** BEGIN Data extract **

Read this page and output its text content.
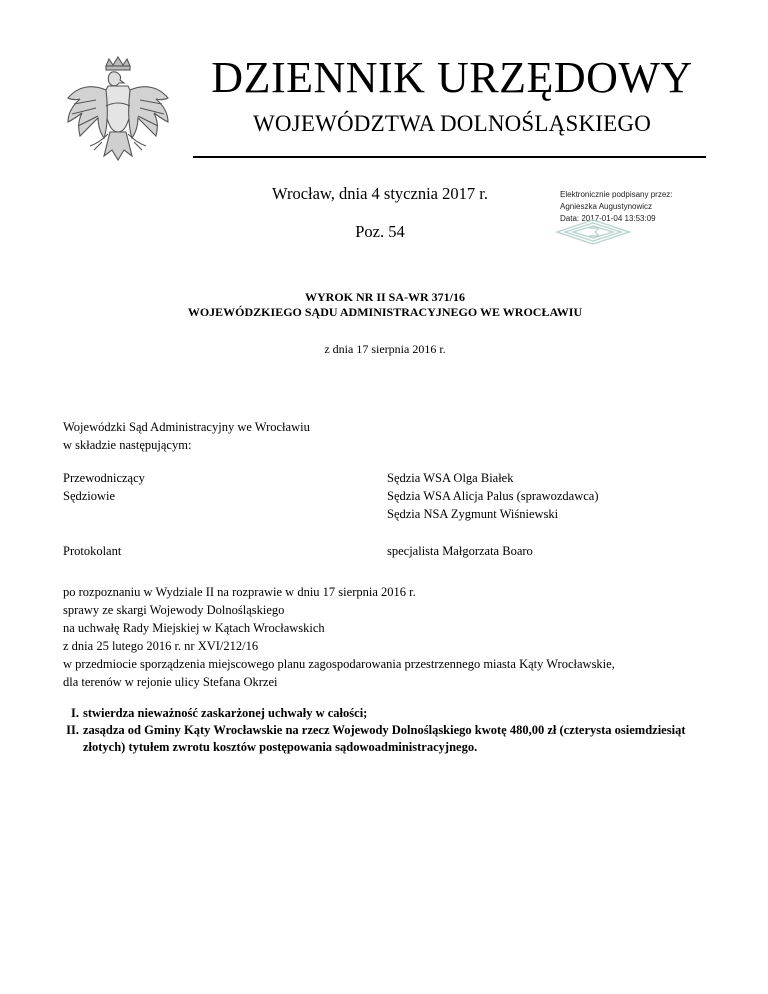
DZIENNIK URZĘDOWY
WOJEWÓDZTWA DOLNOŚLĄSKIEGO
Wrocław, dnia 4 stycznia 2017 r.
Poz. 54
Elektronicznie podpisany przez:
Agnieszka Augustynowicz
Data: 2017-01-04 13:53:09
WYROK NR II SA-WR 371/16
WOJEWÓDZKIEGO SĄDU ADMINISTRACYJNEGO WE WROCŁAWIU
z dnia 17 sierpnia 2016 r.
Wojewódzki Sąd Administracyjny we Wrocławiu
w składzie następującym:
Przewodniczący
Sędziowie
Sędzia WSA Olga Białek
Sędzia WSA Alicja Palus (sprawozdawca)
Sędzia NSA Zygmunt Wiśniewski
Protokolant	specjalista Małgorzata Boaro
po rozpoznaniu w Wydziale II na rozprawie w dniu 17 sierpnia 2016 r.
sprawy ze skargi Wojewody Dolnośląskiego
na uchwałę Rady Miejskiej w Kątach Wrocławskich
z dnia 25 lutego 2016 r. nr XVI/212/16
w przedmiocie sporządzenia miejscowego planu zagospodarowania przestrzennego miasta Kąty Wrocławskie,
dla terenów w rejonie ulicy Stefana Okrzei
I. stwierdza nieważność zaskarżonej uchwały w całości;
II. zasądza od Gminy Kąty Wrocławskie na rzecz Wojewody Dolnośląskiego kwotę 480,00 zł (czterysta osiemdziesiąt złotych) tytułem zwrotu kosztów postępowania sądowoadministracyjnego.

** END Data extract **

Goal:
Set the entries down again exactly. Do not include the images.

Answer below:
Read this page and output its text content.
DZIENNIK URZĘDOWY
WOJEWÓDZTWA DOLNOŚLĄSKIEGO
Wrocław, dnia 4 stycznia 2017 r.
Poz. 54
Elektronicznie podpisany przez:
Agnieszka Augustynowicz
Data: 2017-01-04 13:53:09
WYROK NR II SA-WR 371/16
WOJEWÓDZKIEGO SĄDU ADMINISTRACYJNEGO WE WROCŁAWIU
z dnia 17 sierpnia 2016 r.
Wojewódzki Sąd Administracyjny we Wrocławiu
w składzie następującym:
Przewodniczący
Sędziowie
Sędzia WSA Olga Białek
Sędzia WSA Alicja Palus (sprawozdawca)
Sędzia NSA Zygmunt Wiśniewski
Protokolant	specjalista Małgorzata Boaro
po rozpoznaniu w Wydziale II na rozprawie w dniu 17 sierpnia 2016 r.
sprawy ze skargi Wojewody Dolnośląskiego
na uchwałę Rady Miejskiej w Kątach Wrocławskich
z dnia 25 lutego 2016 r. nr XVI/212/16
w przedmiocie sporządzenia miejscowego planu zagospodarowania przestrzennego miasta Kąty Wrocławskie,
dla terenów w rejonie ulicy Stefana Okrzei
I. stwierdza nieważność zaskarżonej uchwały w całości;
II. zasądza od Gminy Kąty Wrocławskie na rzecz Wojewody Dolnośląskiego kwotę 480,00 zł (czterysta osiemdziesiąt złotych) tytułem zwrotu kosztów postępowania sądowoadministracyjnego.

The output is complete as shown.